> **THE REQUEST**
Exclude the pictures; give every entry again exactly as written.
------------------------------------------------------------------------
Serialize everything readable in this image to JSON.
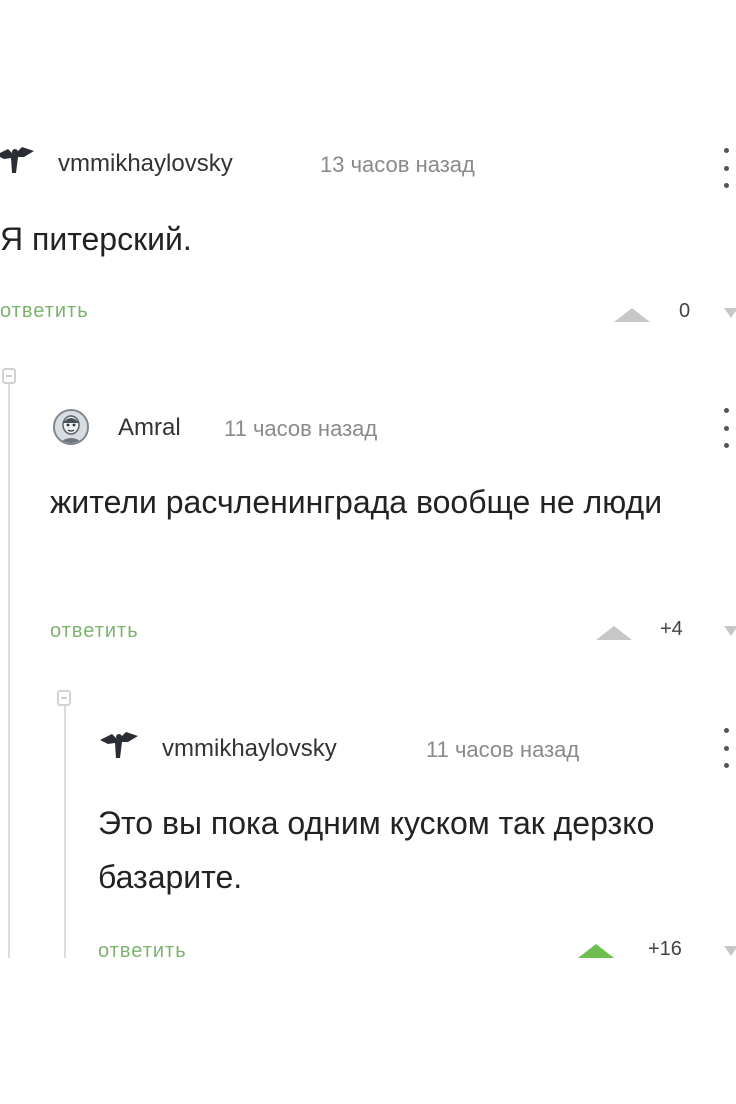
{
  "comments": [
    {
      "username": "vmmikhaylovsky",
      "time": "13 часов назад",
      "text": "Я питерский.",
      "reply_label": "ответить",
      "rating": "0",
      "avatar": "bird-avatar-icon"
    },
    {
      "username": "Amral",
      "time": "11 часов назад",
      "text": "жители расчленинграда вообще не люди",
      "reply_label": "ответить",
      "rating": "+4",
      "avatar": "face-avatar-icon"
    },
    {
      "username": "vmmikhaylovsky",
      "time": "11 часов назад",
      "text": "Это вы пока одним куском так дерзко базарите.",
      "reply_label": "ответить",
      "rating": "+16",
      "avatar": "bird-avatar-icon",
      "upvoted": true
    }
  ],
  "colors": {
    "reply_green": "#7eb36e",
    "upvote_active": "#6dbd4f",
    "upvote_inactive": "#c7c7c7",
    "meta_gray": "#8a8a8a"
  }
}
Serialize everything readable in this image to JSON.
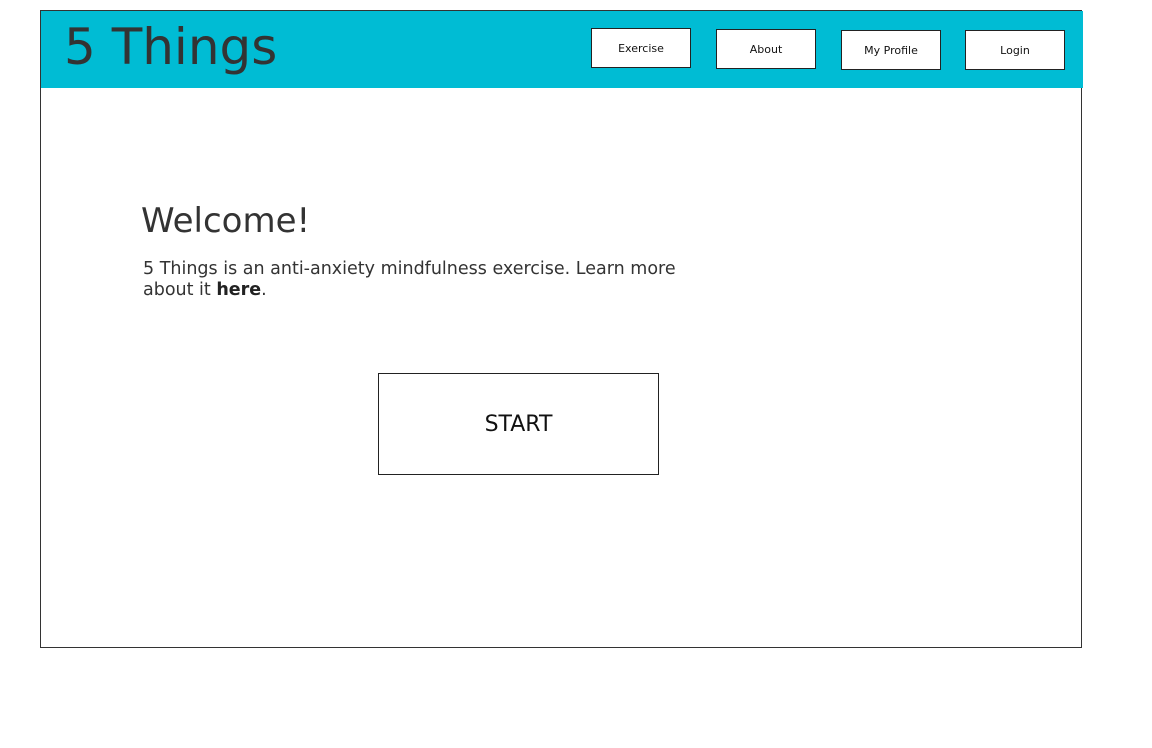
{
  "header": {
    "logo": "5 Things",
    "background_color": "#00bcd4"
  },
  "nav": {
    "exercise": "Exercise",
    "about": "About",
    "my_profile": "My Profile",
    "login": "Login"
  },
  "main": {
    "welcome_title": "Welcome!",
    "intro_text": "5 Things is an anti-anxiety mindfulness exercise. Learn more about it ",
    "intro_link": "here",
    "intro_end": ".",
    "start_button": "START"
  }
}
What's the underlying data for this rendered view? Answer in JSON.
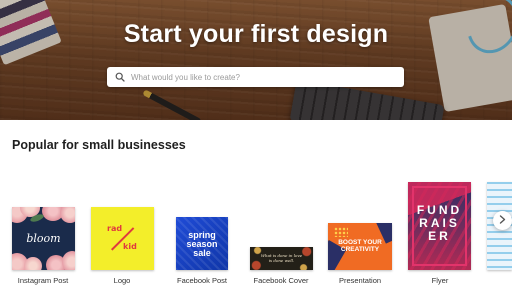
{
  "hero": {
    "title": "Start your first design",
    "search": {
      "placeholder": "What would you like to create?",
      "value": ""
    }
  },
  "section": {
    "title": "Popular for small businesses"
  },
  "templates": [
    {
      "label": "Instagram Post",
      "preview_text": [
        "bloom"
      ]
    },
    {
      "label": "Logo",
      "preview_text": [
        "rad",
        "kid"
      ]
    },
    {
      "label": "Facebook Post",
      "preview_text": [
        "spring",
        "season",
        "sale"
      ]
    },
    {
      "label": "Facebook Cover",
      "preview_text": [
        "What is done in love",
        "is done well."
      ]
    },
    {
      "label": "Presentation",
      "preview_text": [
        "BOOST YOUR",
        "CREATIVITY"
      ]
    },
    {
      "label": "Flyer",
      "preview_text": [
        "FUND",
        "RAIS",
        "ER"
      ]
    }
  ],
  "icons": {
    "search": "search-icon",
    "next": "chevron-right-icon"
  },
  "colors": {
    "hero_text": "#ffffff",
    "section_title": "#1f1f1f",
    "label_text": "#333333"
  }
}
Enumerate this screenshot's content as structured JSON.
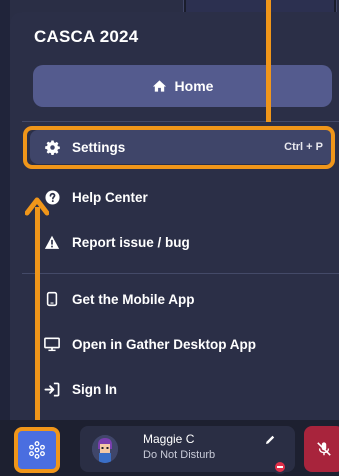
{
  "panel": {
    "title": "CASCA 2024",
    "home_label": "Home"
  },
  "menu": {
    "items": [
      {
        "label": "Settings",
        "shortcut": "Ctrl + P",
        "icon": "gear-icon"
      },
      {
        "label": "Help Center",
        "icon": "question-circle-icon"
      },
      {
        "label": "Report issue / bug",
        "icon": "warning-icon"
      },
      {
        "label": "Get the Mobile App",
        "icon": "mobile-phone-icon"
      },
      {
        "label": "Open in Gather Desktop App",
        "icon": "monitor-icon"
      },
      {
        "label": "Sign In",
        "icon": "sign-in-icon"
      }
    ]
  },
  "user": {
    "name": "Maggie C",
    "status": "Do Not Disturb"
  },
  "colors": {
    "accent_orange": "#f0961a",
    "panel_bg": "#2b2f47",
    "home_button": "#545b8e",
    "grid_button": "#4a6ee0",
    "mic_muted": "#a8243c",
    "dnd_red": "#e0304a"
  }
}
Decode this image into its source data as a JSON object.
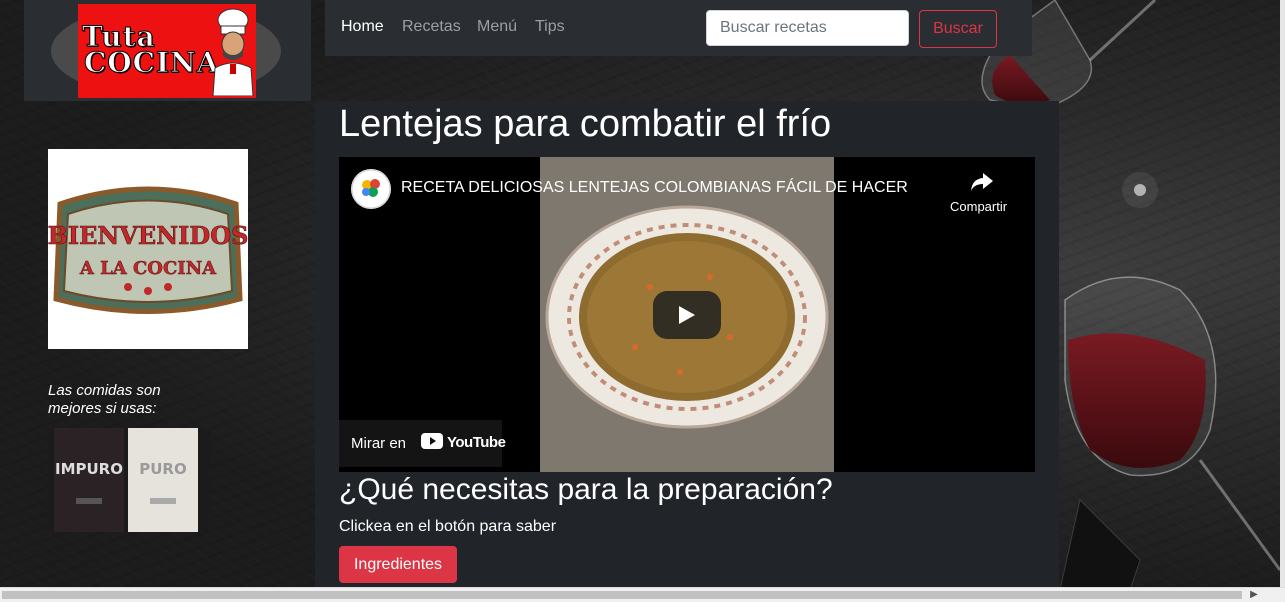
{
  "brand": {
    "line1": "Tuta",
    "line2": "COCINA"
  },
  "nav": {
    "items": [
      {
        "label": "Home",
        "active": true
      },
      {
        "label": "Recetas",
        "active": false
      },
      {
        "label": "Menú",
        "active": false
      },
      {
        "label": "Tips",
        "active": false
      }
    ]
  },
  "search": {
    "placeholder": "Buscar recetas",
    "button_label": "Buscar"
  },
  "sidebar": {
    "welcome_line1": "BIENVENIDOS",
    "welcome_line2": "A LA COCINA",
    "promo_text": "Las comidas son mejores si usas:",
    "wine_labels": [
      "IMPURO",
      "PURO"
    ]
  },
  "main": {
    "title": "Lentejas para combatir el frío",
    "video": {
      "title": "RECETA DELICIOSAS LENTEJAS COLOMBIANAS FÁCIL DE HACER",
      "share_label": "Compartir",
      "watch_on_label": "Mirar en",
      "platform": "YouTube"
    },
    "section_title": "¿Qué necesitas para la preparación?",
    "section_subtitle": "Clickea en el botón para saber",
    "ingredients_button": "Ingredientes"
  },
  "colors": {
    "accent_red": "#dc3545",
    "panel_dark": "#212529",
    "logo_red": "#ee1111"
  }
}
------------------------------------------------------------------------
> **PROBLEM SOLUTION**
Serialize everything readable in this image to JSON.
{
  "comments": [
    {
      "username": "vmmikhaylovsky",
      "time": "13 часов назад",
      "text": "Я питерский.",
      "reply_label": "ответить",
      "rating": "0",
      "avatar": "bird-avatar-icon"
    },
    {
      "username": "Amral",
      "time": "11 часов назад",
      "text": "жители расчленинграда вообще не люди",
      "reply_label": "ответить",
      "rating": "+4",
      "avatar": "face-avatar-icon"
    },
    {
      "username": "vmmikhaylovsky",
      "time": "11 часов назад",
      "text": "Это вы пока одним куском так дерзко базарите.",
      "reply_label": "ответить",
      "rating": "+16",
      "avatar": "bird-avatar-icon",
      "upvoted": true
    }
  ],
  "colors": {
    "reply_green": "#7eb36e",
    "upvote_active": "#6dbd4f",
    "upvote_inactive": "#c7c7c7",
    "meta_gray": "#8a8a8a"
  }
}
Serialize everything readable in this image to JSON.
{
  "header": {
    "logo": "5 Things",
    "background_color": "#00bcd4"
  },
  "nav": {
    "exercise": "Exercise",
    "about": "About",
    "my_profile": "My Profile",
    "login": "Login"
  },
  "main": {
    "welcome_title": "Welcome!",
    "intro_text": "5 Things is an anti-anxiety mindfulness exercise. Learn more about it ",
    "intro_link": "here",
    "intro_end": ".",
    "start_button": "START"
  }
}
What's the underlying data for this rendered view? Answer in JSON.
{
  "hero": {
    "title": "Start your first design",
    "search": {
      "placeholder": "What would you like to create?",
      "value": ""
    }
  },
  "section": {
    "title": "Popular for small businesses"
  },
  "templates": [
    {
      "label": "Instagram Post",
      "preview_text": [
        "bloom"
      ]
    },
    {
      "label": "Logo",
      "preview_text": [
        "rad",
        "kid"
      ]
    },
    {
      "label": "Facebook Post",
      "preview_text": [
        "spring",
        "season",
        "sale"
      ]
    },
    {
      "label": "Facebook Cover",
      "preview_text": [
        "What is done in love",
        "is done well."
      ]
    },
    {
      "label": "Presentation",
      "preview_text": [
        "BOOST YOUR",
        "CREATIVITY"
      ]
    },
    {
      "label": "Flyer",
      "preview_text": [
        "FUND",
        "RAIS",
        "ER"
      ]
    }
  ],
  "icons": {
    "search": "search-icon",
    "next": "chevron-right-icon"
  },
  "colors": {
    "hero_text": "#ffffff",
    "section_title": "#1f1f1f",
    "label_text": "#333333"
  }
}
Enumerate this screenshot's content as structured JSON.
{
  "panel": {
    "title": "CASCA 2024",
    "home_label": "Home"
  },
  "menu": {
    "items": [
      {
        "label": "Settings",
        "shortcut": "Ctrl + P",
        "icon": "gear-icon"
      },
      {
        "label": "Help Center",
        "icon": "question-circle-icon"
      },
      {
        "label": "Report issue / bug",
        "icon": "warning-icon"
      },
      {
        "label": "Get the Mobile App",
        "icon": "mobile-phone-icon"
      },
      {
        "label": "Open in Gather Desktop App",
        "icon": "monitor-icon"
      },
      {
        "label": "Sign In",
        "icon": "sign-in-icon"
      }
    ]
  },
  "user": {
    "name": "Maggie C",
    "status": "Do Not Disturb"
  },
  "colors": {
    "accent_orange": "#f0961a",
    "panel_bg": "#2b2f47",
    "home_button": "#545b8e",
    "grid_button": "#4a6ee0",
    "mic_muted": "#a8243c",
    "dnd_red": "#e0304a"
  }
}
Decode this image into its source data as a JSON object.
{
  "brand": {
    "line1": "Tuta",
    "line2": "COCINA"
  },
  "nav": {
    "items": [
      {
        "label": "Home",
        "active": true
      },
      {
        "label": "Recetas",
        "active": false
      },
      {
        "label": "Menú",
        "active": false
      },
      {
        "label": "Tips",
        "active": false
      }
    ]
  },
  "search": {
    "placeholder": "Buscar recetas",
    "button_label": "Buscar"
  },
  "sidebar": {
    "welcome_line1": "BIENVENIDOS",
    "welcome_line2": "A LA COCINA",
    "promo_text": "Las comidas son mejores si usas:",
    "wine_labels": [
      "IMPURO",
      "PURO"
    ]
  },
  "main": {
    "title": "Lentejas para combatir el frío",
    "video": {
      "title": "RECETA DELICIOSAS LENTEJAS COLOMBIANAS FÁCIL DE HACER",
      "share_label": "Compartir",
      "watch_on_label": "Mirar en",
      "platform": "YouTube"
    },
    "section_title": "¿Qué necesitas para la preparación?",
    "section_subtitle": "Clickea en el botón para saber",
    "ingredients_button": "Ingredientes"
  },
  "colors": {
    "accent_red": "#dc3545",
    "panel_dark": "#212529",
    "logo_red": "#ee1111"
  }
}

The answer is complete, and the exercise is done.